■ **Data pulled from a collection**
* START *
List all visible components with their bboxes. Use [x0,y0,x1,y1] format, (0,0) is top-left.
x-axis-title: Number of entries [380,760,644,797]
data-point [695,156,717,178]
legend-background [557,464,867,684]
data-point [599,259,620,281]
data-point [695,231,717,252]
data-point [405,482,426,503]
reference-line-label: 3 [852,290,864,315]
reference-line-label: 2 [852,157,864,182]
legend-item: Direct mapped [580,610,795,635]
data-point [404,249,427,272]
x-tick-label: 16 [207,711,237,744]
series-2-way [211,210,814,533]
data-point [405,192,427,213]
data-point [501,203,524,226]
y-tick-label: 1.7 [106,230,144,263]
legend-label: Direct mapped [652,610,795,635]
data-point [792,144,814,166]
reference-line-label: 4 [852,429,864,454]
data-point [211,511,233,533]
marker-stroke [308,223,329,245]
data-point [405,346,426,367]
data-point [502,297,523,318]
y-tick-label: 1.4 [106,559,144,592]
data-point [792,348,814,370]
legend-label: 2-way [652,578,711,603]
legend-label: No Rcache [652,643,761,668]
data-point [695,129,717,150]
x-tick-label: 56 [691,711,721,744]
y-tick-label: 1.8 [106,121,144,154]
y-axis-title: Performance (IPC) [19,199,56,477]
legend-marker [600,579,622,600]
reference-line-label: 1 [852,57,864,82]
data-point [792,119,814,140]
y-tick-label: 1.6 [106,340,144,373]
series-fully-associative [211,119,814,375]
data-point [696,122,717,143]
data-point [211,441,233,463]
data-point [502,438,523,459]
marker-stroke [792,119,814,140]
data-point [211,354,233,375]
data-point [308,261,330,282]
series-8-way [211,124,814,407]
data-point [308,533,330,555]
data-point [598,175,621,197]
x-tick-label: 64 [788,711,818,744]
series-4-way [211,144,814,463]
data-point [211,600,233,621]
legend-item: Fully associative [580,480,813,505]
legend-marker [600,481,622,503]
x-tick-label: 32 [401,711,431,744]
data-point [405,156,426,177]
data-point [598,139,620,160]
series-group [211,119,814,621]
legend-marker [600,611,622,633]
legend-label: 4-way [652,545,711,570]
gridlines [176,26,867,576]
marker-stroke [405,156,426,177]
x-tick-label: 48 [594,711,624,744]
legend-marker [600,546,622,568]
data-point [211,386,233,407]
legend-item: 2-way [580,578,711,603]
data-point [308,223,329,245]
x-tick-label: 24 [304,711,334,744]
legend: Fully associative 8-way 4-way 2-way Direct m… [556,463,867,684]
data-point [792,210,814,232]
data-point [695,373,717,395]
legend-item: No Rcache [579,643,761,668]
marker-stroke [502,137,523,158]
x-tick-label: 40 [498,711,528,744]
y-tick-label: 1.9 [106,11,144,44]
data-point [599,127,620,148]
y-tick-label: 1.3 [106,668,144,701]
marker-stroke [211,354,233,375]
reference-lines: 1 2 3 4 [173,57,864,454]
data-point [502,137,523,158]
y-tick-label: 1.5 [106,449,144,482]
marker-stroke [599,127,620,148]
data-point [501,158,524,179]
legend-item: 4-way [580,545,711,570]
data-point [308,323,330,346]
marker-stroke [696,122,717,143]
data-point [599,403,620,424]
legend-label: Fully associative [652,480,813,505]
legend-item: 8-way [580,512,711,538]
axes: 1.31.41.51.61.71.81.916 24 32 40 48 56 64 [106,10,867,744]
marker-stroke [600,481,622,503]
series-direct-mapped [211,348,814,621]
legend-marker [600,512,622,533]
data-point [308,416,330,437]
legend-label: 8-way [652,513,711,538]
* END *
■ **TASK INSTRUCTIONS**
Copy out every one of the lines above word for word, with nothing changed.

■ **ANSWER FOR THE TASK**
List all visible components with their bboxes. Use [x0,y0,x1,y1] format, (0,0) is top-left.
x-axis-title: Number of entries [380,760,644,797]
data-point [695,156,717,178]
legend-background [557,464,867,684]
data-point [599,259,620,281]
data-point [695,231,717,252]
data-point [405,482,426,503]
reference-line-label: 3 [852,290,864,315]
reference-line-label: 2 [852,157,864,182]
legend-item: Direct mapped [580,610,795,635]
data-point [404,249,427,272]
x-tick-label: 16 [207,711,237,744]
series-2-way [211,210,814,533]
data-point [405,192,427,213]
data-point [501,203,524,226]
y-tick-label: 1.7 [106,230,144,263]
legend-label: Direct mapped [652,610,795,635]
data-point [792,144,814,166]
reference-line-label: 4 [852,429,864,454]
data-point [211,511,233,533]
marker-stroke [308,223,329,245]
data-point [405,346,426,367]
data-point [502,297,523,318]
y-tick-label: 1.4 [106,559,144,592]
data-point [792,348,814,370]
legend-label: 2-way [652,578,711,603]
legend-label: No Rcache [652,643,761,668]
data-point [695,129,717,150]
x-tick-label: 56 [691,711,721,744]
y-tick-label: 1.8 [106,121,144,154]
y-axis-title: Performance (IPC) [19,199,56,477]
legend-marker [600,579,622,600]
reference-line-label: 1 [852,57,864,82]
data-point [792,119,814,140]
y-tick-label: 1.6 [106,340,144,373]
series-fully-associative [211,119,814,375]
data-point [696,122,717,143]
data-point [211,441,233,463]
data-point [502,438,523,459]
marker-stroke [792,119,814,140]
data-point [211,354,233,375]
data-point [308,261,330,282]
series-8-way [211,124,814,407]
data-point [308,533,330,555]
data-point [598,175,621,197]
x-tick-label: 64 [788,711,818,744]
series-4-way [211,144,814,463]
data-point [211,600,233,621]
legend-item: Fully associative [580,480,813,505]
legend-marker [600,481,622,503]
x-tick-label: 32 [401,711,431,744]
data-point [405,156,426,177]
data-point [598,139,620,160]
series-group [211,119,814,621]
legend-marker [600,611,622,633]
legend-label: 4-way [652,545,711,570]
gridlines [176,26,867,576]
marker-stroke [405,156,426,177]
x-tick-label: 48 [594,711,624,744]
legend-marker [600,546,622,568]
data-point [211,386,233,407]
legend-item: 2-way [580,578,711,603]
data-point [308,223,329,245]
x-tick-label: 24 [304,711,334,744]
legend: Fully associative 8-way 4-way 2-way Direct m… [556,463,867,684]
data-point [792,210,814,232]
data-point [695,373,717,395]
legend-item: No Rcache [579,643,761,668]
marker-stroke [502,137,523,158]
x-tick-label: 40 [498,711,528,744]
y-tick-label: 1.9 [106,11,144,44]
data-point [599,127,620,148]
y-tick-label: 1.3 [106,668,144,701]
marker-stroke [211,354,233,375]
reference-lines: 1 2 3 4 [173,57,864,454]
data-point [502,137,523,158]
y-tick-label: 1.5 [106,449,144,482]
marker-stroke [599,127,620,148]
data-point [501,158,524,179]
legend-item: 4-way [580,545,711,570]
data-point [308,323,330,346]
marker-stroke [696,122,717,143]
data-point [599,403,620,424]
legend-label: Fully associative [652,480,813,505]
legend-item: 8-way [580,512,711,538]
axes: 1.31.41.51.61.71.81.916 24 32 40 48 56 64 [106,10,867,744]
marker-stroke [600,481,622,503]
series-direct-mapped [211,348,814,621]
legend-marker [600,512,622,533]
data-point [308,416,330,437]
legend-label: 8-way [652,513,711,538]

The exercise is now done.